Required work:
The answer is a single number: how many lines hold the string "recovery".

### Raw records

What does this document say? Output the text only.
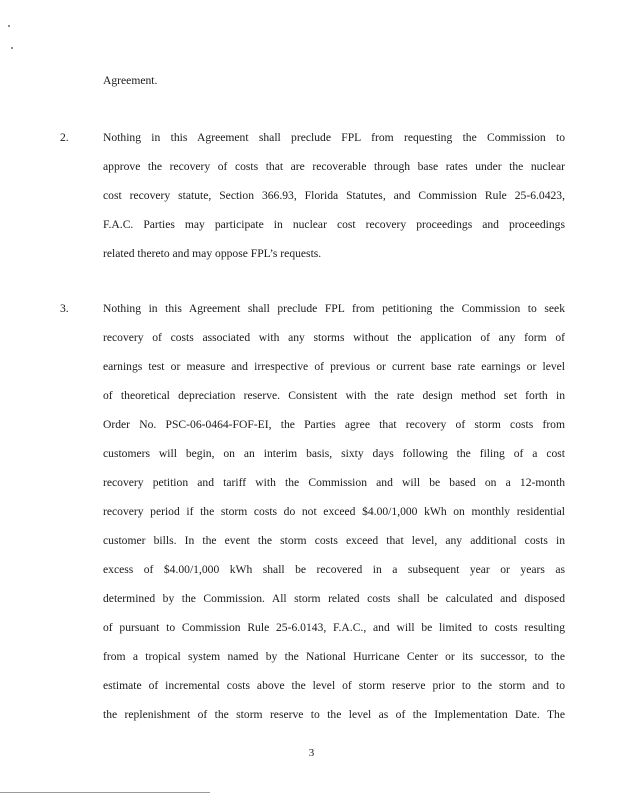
Agreement.
2.	Nothing in this Agreement shall preclude FPL from requesting the Commission to
approve the recovery of costs that are recoverable through base rates under the nuclear
cost recovery statute, Section 366.93, Florida Statutes, and Commission Rule 25-6.0423,
F.A.C. Parties may participate in nuclear cost recovery proceedings and proceedings
related thereto and may oppose FPL’s requests.
3.	Nothing in this Agreement shall preclude FPL from petitioning the Commission to seek
recovery of costs associated with any storms without the application of any form of
earnings test or measure and irrespective of previous or current base rate earnings or level
of theoretical depreciation reserve. Consistent with the rate design method set forth in
Order No. PSC-06-0464-FOF-EI, the Parties agree that recovery of storm costs from
customers will begin, on an interim basis, sixty days following the filing of a cost
recovery petition and tariff with the Commission and will be based on a 12-month
recovery period if the storm costs do not exceed $4.00/1,000 kWh on monthly residential
customer bills. In the event the storm costs exceed that level, any additional costs in
excess of $4.00/1,000 kWh shall be recovered in a subsequent year or years as
determined by the Commission. All storm related costs shall be calculated and disposed
of pursuant to Commission Rule 25-6.0143, F.A.C., and will be limited to costs resulting
from a tropical system named by the National Hurricane Center or its successor, to the
estimate of incremental costs above the level of storm reserve prior to the storm and to
the replenishment of the storm reserve to the level as of the Implementation Date. The
3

######

In response:
7